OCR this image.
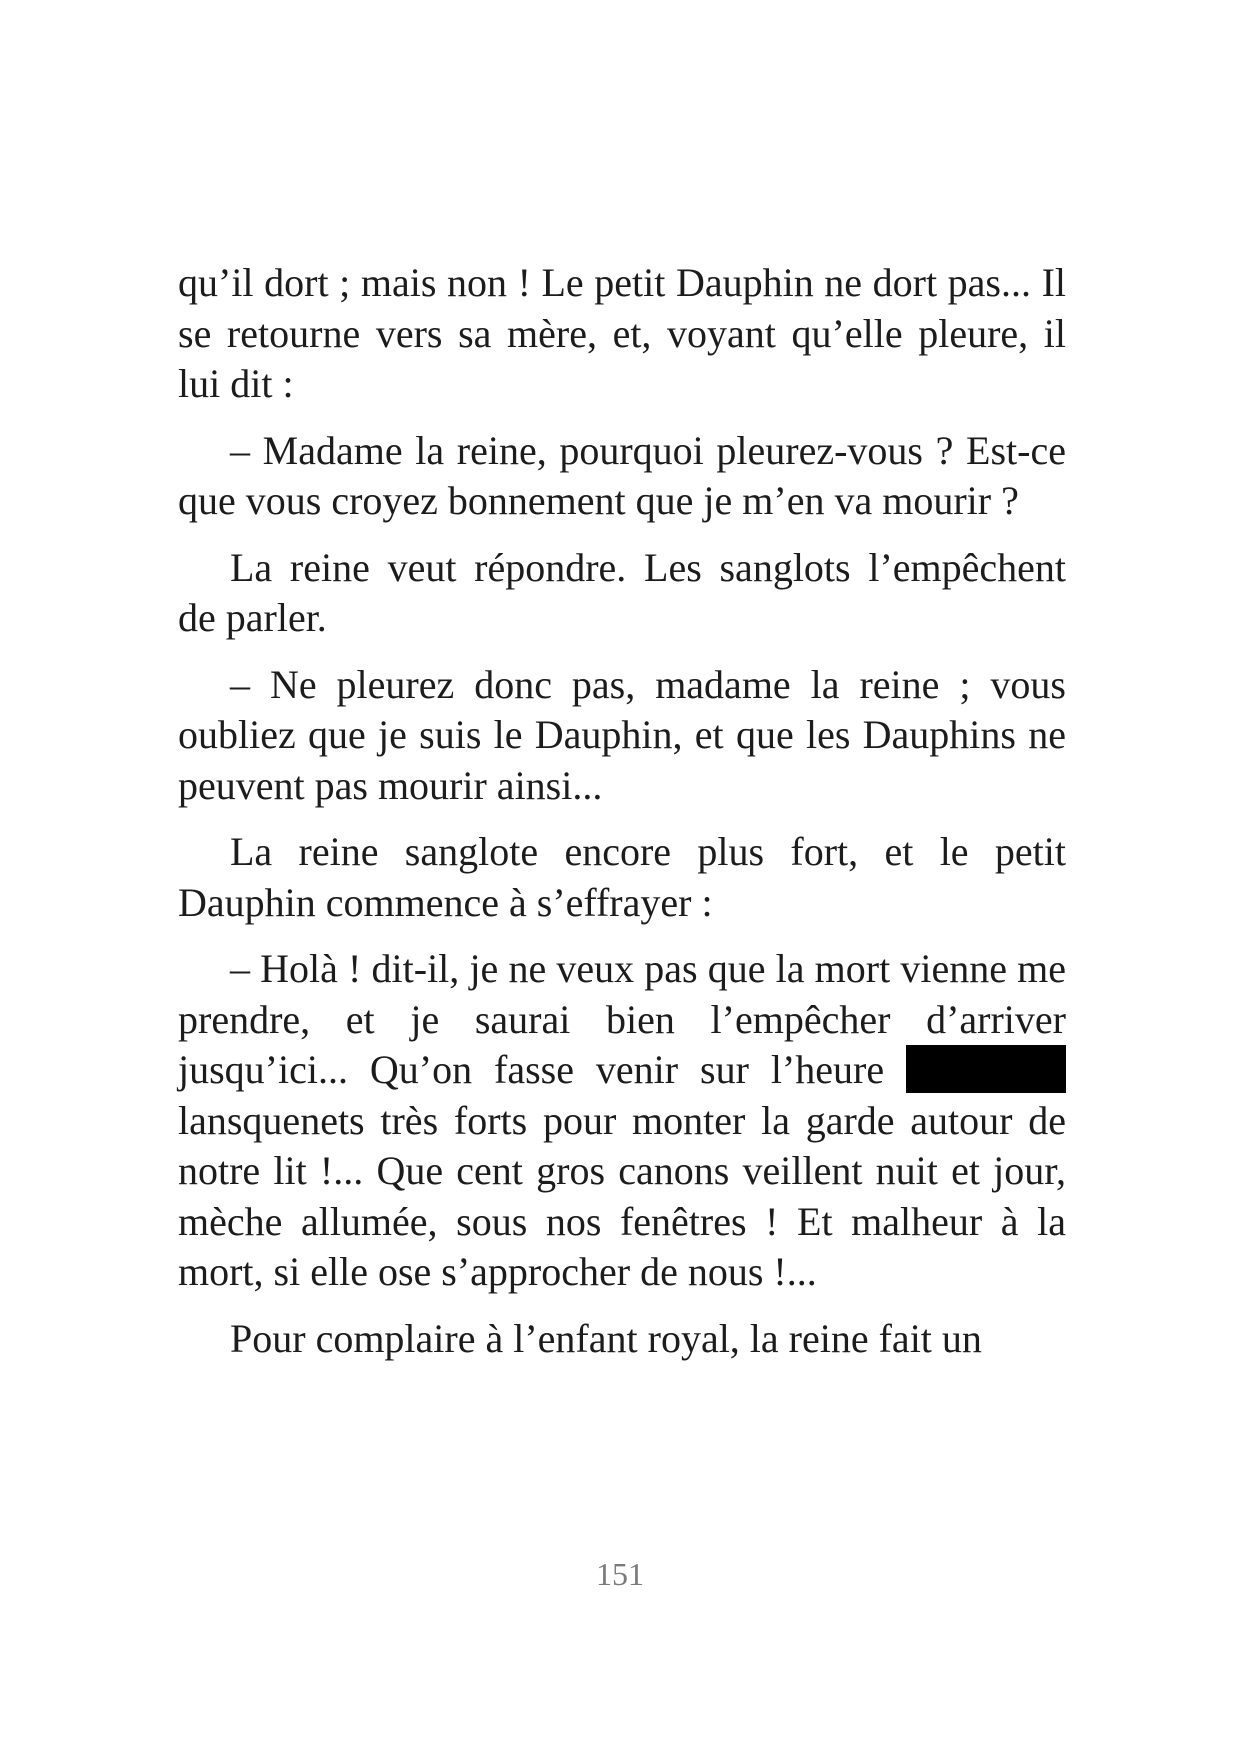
qu’il dort ; mais non ! Le petit Dauphin ne dort pas... Il se retourne vers sa mère, et, voyant qu’elle pleure, il lui dit :

– Madame la reine, pourquoi pleurez-vous ? Est-ce que vous croyez bonnement que je m’en va mourir ?

La reine veut répondre. Les sanglots l’empêchent de parler.

– Ne pleurez donc pas, madame la reine ; vous oubliez que je suis le Dauphin, et que les Dauphins ne peuvent pas mourir ainsi...

La reine sanglote encore plus fort, et le petit Dauphin commence à s’effrayer :

– Holà ! dit-il, je ne veux pas que la mort vienne me prendre, et je saurai bien l’empêcher d’arriver jusqu’ici... Qu’on fasse venir sur l’heure  lansquenets très forts pour monter la garde autour de notre lit !... Que cent gros canons veillent nuit et jour, mèche allumée, sous nos fenêtres ! Et malheur à la mort, si elle ose s’approcher de nous !...

Pour complaire à l’enfant royal, la reine fait un

151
----
* **The task**
Tally up the lines of the listing containing the word "mourir". Give only the total.

* **Solved problem**
2